── RECORD LIST

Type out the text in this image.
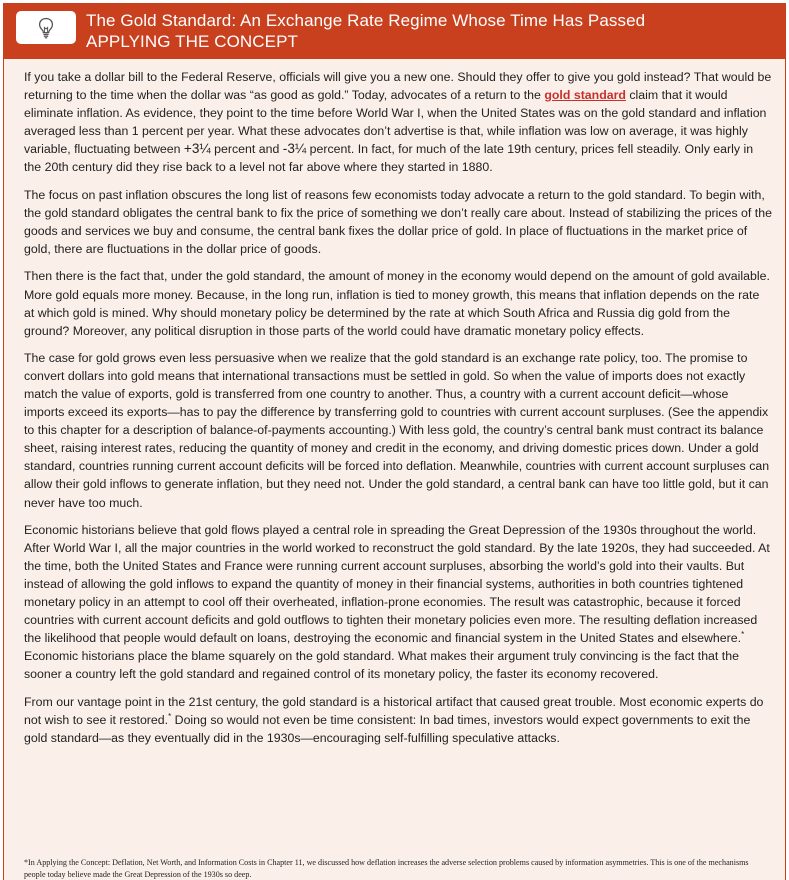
The Gold Standard: An Exchange Rate Regime Whose Time Has Passed
APPLYING THE CONCEPT

If you take a dollar bill to the Federal Reserve, officials will give you a new one. Should they offer to give you gold instead? That would be returning to the time when the dollar was “as good as gold.” Today, advocates of a return to the gold standard claim that it would eliminate inflation. As evidence, they point to the time before World War I, when the United States was on the gold standard and inflation averaged less than 1 percent per year. What these advocates don’t advertise is that, while inflation was low on average, it was highly variable, fluctuating between +3¼ percent and -3¼ percent. In fact, for much of the late 19th century, prices fell steadily. Only early in the 20th century did they rise back to a level not far above where they started in 1880.

The focus on past inflation obscures the long list of reasons few economists today advocate a return to the gold standard. To begin with, the gold standard obligates the central bank to fix the price of something we don’t really care about. Instead of stabilizing the prices of the goods and services we buy and consume, the central bank fixes the dollar price of gold. In place of fluctuations in the market price of gold, there are fluctuations in the dollar price of goods.

Then there is the fact that, under the gold standard, the amount of money in the economy would depend on the amount of gold available. More gold equals more money. Because, in the long run, inflation is tied to money growth, this means that inflation depends on the rate at which gold is mined. Why should monetary policy be determined by the rate at which South Africa and Russia dig gold from the ground? Moreover, any political disruption in those parts of the world could have dramatic monetary policy effects.

The case for gold grows even less persuasive when we realize that the gold standard is an exchange rate policy, too. The promise to convert dollars into gold means that international transactions must be settled in gold. So when the value of imports does not exactly match the value of exports, gold is transferred from one country to another. Thus, a country with a current account deficit—whose imports exceed its exports—has to pay the difference by transferring gold to countries with current account surpluses. (See the appendix to this chapter for a description of balance-of-payments accounting.) With less gold, the country’s central bank must contract its balance sheet, raising interest rates, reducing the quantity of money and credit in the economy, and driving domestic prices down. Under a gold standard, countries running current account deficits will be forced into deflation. Meanwhile, countries with current account surpluses can allow their gold inflows to generate inflation, but they need not. Under the gold standard, a central bank can have too little gold, but it can never have too much.

Economic historians believe that gold flows played a central role in spreading the Great Depression of the 1930s throughout the world. After World War I, all the major countries in the world worked to reconstruct the gold standard. By the late 1920s, they had succeeded. At the time, both the United States and France were running current account surpluses, absorbing the world’s gold into their vaults. But instead of allowing the gold inflows to expand the quantity of money in their financial systems, authorities in both countries tightened monetary policy in an attempt to cool off their overheated, inflation-prone economies. The result was catastrophic, because it forced countries with current account deficits and gold outflows to tighten their monetary policies even more. The resulting deflation increased the likelihood that people would default on loans, destroying the economic and financial system in the United States and elsewhere.* Economic historians place the blame squarely on the gold standard. What makes their argument truly convincing is the fact that the sooner a country left the gold standard and regained control of its monetary policy, the faster its economy recovered.

From our vantage point in the 21st century, the gold standard is a historical artifact that caused great trouble. Most economic experts do not wish to see it restored.* Doing so would not even be time consistent: In bad times, investors would expect governments to exit the gold standard—as they eventually did in the 1930s—encouraging self-fulfilling speculative attacks.

*In Applying the Concept: Deflation, Net Worth, and Information Costs in Chapter 11, we discussed how deflation increases the adverse selection problems caused by information asymmetries. This is one of the mechanisms people today believe made the Great Depression of the 1930s so deep.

────

§ WRITTEN EXERCISE
Look through the entries above and list every line containing "believe".

§ FULL RESPONSE
Economic historians believe that gold flows played a central role in spreading the Great Depression of the 1930s throughout the world. After World War I, all the major countries in the world worked to reconstruct the gold standard. By the late 1920s, they had succeeded. At the time, both the United States and France were running current account surpluses, absorbing the world’s gold into their vaults. But instead of allowing the gold inflows to expand the quantity of money in their financial systems, authorities in both countries tightened monetary policy in an attempt to cool off their overheated, inflation-prone economies. The result was catastrophic, because it forced countries with current account deficits and gold outflows to tighten their monetary policies even more. The resulting deflation increased the likelihood that people would default on loans, destroying the economic and financial system in the United States and elsewhere.* Economic historians place the blame squarely on the gold standard. What makes their argument truly convincing is the fact that the sooner a country left the gold standard and regained control of its monetary policy, the faster its economy recovered.
*In Applying the Concept: Deflation, Net Worth, and Information Costs in Chapter 11, we discussed how deflation increases the adverse selection problems caused by information asymmetries. This is one of the mechanisms people today believe made the Great Depression of the 1930s so deep.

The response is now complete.